[START OF DATA SHOWN]

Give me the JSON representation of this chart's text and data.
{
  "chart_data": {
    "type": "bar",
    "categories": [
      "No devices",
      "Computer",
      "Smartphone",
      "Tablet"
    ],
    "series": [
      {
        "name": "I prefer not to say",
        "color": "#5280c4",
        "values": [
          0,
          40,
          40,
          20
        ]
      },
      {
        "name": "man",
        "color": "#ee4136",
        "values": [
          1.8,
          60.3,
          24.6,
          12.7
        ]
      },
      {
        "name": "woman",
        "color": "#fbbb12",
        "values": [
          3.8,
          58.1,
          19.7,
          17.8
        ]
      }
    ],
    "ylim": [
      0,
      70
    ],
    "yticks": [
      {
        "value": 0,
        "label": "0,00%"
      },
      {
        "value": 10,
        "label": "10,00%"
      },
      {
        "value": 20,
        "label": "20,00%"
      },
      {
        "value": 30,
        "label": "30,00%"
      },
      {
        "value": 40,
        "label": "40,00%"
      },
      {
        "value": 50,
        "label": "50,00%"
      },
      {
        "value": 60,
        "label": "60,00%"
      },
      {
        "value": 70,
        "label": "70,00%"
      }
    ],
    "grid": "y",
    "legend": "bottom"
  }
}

[END OF DATA SHOWN]
[START OF DATA SHOWN]

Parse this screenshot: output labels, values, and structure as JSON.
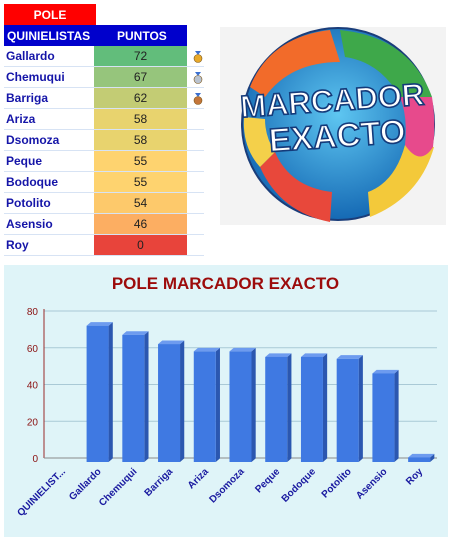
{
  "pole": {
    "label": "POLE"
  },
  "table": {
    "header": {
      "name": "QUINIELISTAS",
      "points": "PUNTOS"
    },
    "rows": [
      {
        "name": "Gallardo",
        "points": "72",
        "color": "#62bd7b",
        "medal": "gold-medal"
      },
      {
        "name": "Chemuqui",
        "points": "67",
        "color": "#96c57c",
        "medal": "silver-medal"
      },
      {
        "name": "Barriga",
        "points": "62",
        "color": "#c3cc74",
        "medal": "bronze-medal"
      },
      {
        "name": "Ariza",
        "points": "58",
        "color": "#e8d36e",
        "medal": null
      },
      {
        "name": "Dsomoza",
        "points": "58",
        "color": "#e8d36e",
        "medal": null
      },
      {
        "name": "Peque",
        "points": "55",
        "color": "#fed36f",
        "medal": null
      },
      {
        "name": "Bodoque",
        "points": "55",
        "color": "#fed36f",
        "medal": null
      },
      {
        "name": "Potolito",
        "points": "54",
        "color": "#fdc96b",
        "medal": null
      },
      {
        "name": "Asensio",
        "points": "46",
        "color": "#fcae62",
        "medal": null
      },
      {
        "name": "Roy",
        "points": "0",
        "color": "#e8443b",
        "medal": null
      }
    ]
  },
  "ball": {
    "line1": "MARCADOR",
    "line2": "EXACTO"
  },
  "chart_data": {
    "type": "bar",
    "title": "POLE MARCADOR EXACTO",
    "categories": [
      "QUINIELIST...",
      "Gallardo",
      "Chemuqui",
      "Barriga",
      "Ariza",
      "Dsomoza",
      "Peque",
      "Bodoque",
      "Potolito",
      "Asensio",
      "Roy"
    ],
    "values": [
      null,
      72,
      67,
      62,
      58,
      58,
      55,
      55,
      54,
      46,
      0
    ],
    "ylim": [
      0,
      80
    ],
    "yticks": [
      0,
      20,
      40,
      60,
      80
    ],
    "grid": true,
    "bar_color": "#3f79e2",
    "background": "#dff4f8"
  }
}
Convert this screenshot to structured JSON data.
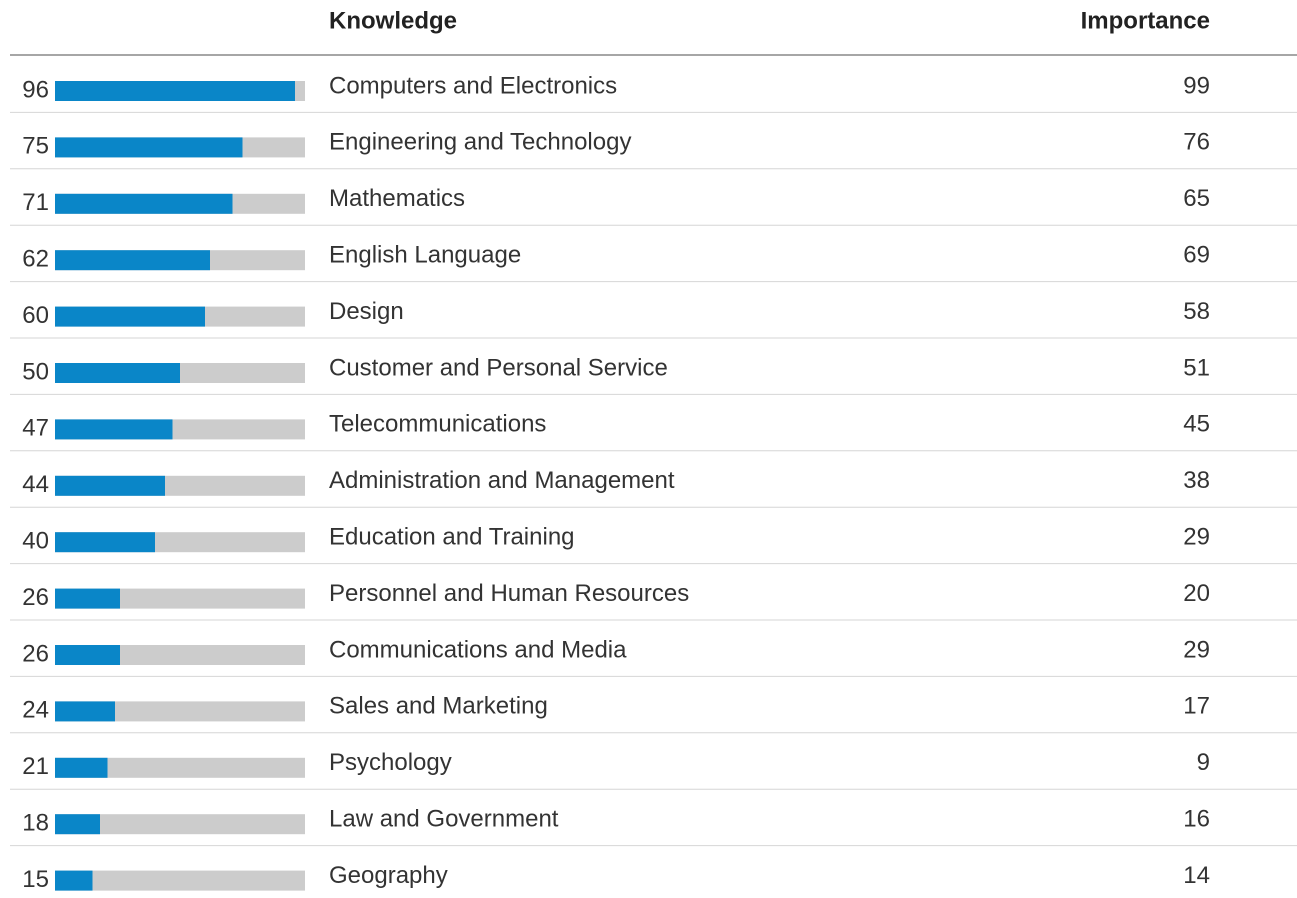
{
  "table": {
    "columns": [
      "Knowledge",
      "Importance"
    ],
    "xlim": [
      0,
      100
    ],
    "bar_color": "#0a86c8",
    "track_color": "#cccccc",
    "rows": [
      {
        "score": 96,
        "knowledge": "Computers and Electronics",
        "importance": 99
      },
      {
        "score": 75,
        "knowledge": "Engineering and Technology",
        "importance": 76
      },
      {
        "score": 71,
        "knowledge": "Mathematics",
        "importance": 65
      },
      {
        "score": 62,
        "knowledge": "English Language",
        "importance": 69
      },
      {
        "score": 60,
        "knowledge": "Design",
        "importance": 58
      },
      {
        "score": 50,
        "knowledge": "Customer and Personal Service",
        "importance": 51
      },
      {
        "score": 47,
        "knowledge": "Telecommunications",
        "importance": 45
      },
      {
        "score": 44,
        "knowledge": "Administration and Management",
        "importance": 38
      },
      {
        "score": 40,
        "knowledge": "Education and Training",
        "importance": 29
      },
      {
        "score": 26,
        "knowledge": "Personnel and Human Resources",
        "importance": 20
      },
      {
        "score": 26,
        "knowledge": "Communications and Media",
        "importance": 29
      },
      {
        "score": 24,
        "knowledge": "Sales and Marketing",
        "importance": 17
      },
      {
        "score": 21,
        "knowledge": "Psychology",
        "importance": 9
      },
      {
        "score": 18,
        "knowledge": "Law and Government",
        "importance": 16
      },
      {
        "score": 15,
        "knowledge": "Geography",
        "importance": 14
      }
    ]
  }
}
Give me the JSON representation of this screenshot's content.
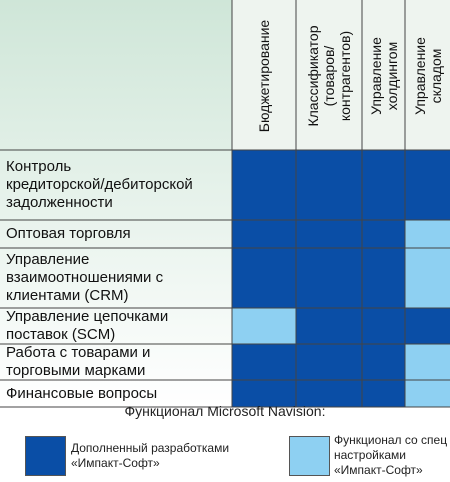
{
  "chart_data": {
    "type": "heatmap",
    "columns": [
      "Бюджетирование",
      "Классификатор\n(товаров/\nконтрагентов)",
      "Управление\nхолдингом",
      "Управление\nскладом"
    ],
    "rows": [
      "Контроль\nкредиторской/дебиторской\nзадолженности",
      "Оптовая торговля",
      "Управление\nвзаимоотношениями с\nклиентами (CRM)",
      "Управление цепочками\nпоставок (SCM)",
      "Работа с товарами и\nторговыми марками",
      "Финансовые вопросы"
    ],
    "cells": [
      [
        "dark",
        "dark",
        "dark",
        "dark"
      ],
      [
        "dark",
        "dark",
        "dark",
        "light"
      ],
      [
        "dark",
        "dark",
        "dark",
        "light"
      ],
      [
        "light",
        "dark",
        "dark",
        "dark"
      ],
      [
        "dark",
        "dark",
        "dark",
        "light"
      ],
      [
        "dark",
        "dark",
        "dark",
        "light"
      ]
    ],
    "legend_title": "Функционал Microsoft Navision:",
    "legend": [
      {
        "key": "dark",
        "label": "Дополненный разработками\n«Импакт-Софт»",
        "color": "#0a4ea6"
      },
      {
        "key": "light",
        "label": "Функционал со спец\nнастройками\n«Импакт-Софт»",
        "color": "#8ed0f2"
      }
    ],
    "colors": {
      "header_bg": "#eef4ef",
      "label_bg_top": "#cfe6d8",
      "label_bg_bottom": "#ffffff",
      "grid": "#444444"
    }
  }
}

[END OF DATA SHOWN]

▸ **PROMPT**
Check each line of the data above for the word "screenshot", then state how many lines have it. Give the number alone.

▸ **REPLY TO THE TASK**
3